=== Aim of the task ===
According to the Immunology case study, what was the research ecosystem meant to do? List every purpose it gives.

=== Source passage ===

==============================

Creating a targeted experience for Immunology research
Using robust visualization tools that promote research and collaboration, the Allen Institute's Immunology team is unlocking the mysteries of the human immune system to make a significant improvement in patients’ health and wellbeing.

To comply with my non-disclosure agreement, I have omitted and / or concealed confidential information in this case study. All information in this case study is my own and does not necessarily reflect the views of the Allen Institute.
Project Summary
The Immunology team at the Allen Institute needed a seasoned UX consultant to envision a scientific research ecosystem to manage and analyze large volumes of data and encourage scientific collaboration on studies. Their flagship product, the "Human Immune System Explorer" (HISE) needed a complete evaluation and overhaul to bring elegance and simplicity to the end-user experience and formulate a powerful product offering.

==============================

=== Data for review ===

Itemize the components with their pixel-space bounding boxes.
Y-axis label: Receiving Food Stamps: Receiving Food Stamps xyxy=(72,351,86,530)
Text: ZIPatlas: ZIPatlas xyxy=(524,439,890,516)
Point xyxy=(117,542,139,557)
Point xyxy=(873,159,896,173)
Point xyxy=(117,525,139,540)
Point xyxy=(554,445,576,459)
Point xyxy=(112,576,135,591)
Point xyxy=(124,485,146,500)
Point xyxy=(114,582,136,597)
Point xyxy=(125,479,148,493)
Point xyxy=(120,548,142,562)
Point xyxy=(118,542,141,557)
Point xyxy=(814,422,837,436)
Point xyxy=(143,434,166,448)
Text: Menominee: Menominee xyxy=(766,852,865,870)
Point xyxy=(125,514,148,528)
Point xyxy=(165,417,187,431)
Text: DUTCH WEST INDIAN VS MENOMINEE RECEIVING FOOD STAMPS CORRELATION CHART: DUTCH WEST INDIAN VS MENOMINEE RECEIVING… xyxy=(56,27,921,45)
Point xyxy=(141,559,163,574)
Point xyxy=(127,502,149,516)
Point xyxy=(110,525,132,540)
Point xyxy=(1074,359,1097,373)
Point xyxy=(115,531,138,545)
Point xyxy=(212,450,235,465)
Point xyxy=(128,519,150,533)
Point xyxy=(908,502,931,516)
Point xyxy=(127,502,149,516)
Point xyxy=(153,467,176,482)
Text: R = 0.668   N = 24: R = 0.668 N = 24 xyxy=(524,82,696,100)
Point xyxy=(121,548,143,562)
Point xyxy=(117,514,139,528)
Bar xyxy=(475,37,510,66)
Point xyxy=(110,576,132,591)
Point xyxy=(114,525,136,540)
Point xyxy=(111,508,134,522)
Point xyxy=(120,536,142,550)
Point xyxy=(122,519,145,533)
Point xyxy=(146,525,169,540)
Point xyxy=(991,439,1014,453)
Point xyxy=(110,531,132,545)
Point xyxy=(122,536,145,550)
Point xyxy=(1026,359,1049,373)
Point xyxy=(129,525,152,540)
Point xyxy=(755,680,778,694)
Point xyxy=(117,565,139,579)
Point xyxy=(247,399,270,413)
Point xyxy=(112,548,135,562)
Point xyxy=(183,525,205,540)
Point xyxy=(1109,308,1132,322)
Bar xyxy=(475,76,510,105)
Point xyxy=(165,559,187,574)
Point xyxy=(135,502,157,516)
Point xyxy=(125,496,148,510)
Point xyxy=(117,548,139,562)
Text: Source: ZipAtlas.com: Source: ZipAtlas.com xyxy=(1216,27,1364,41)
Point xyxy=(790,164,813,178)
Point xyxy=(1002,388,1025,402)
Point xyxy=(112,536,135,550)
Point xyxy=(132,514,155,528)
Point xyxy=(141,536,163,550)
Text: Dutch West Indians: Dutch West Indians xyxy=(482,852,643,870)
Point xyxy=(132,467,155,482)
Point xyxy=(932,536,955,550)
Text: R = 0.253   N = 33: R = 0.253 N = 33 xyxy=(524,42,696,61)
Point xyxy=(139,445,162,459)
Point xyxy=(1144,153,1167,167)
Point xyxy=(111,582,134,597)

==============================

=== Solution to this exercise ===
- Manage large volumes of data
- Analyze large volumes of data
- Encourage scientific collaboration on studies